Stored entries
####################

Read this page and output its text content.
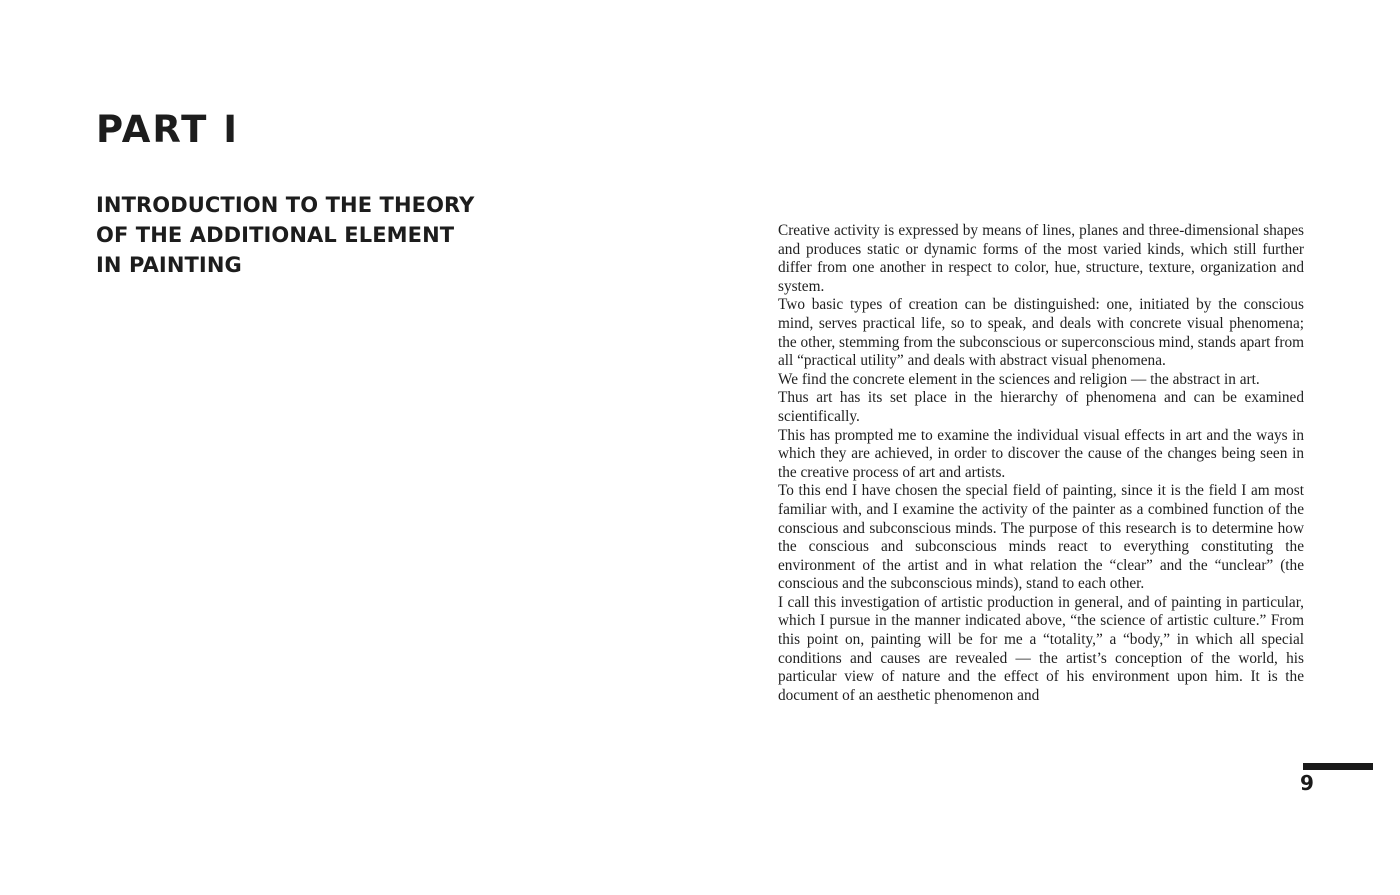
PART I
INTRODUCTION TO THE THEORY
OF THE ADDITIONAL ELEMENT
IN PAINTING

Creative activity is expressed by means of lines, planes and three-dimensional shapes and produces static or dynamic forms of the most varied kinds, which still further differ from one another in respect to color, hue, structure, texture, organization and system.

Two basic types of creation can be distinguished: one, initiated by the conscious mind, serves practical life, so to speak, and deals with concrete visual phenomena; the other, stemming from the subconscious or superconscious mind, stands apart from all “practical utility” and deals with abstract visual phenomena.

We find the concrete element in the sciences and religion — the abstract in art.

Thus art has its set place in the hierarchy of phenomena and can be examined scientifically.

This has prompted me to examine the individual visual effects in art and the ways in which they are achieved, in order to discover the cause of the changes being seen in the creative process of art and artists.

To this end I have chosen the special field of painting, since it is the field I am most familiar with, and I examine the activity of the painter as a combined function of the conscious and subconscious minds. The purpose of this research is to determine how the conscious and subconscious minds react to everything constituting the environment of the artist and in what relation the “clear” and the “unclear” (the conscious and the subconscious minds), stand to each other.

I call this investigation of artistic production in general, and of painting in particular, which I pursue in the manner indicated above, “the science of artistic culture.” From this point on, painting will be for me a “totality,” a “body,” in which all special conditions and causes are revealed — the artist’s conception of the world, his particular view of nature and the effect of his environment upon him. It is the document of an aesthetic phenomenon and

9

####################

## Task prompt
Report the number of lines above containing the word "subconscious", with no other text.

## The answer
2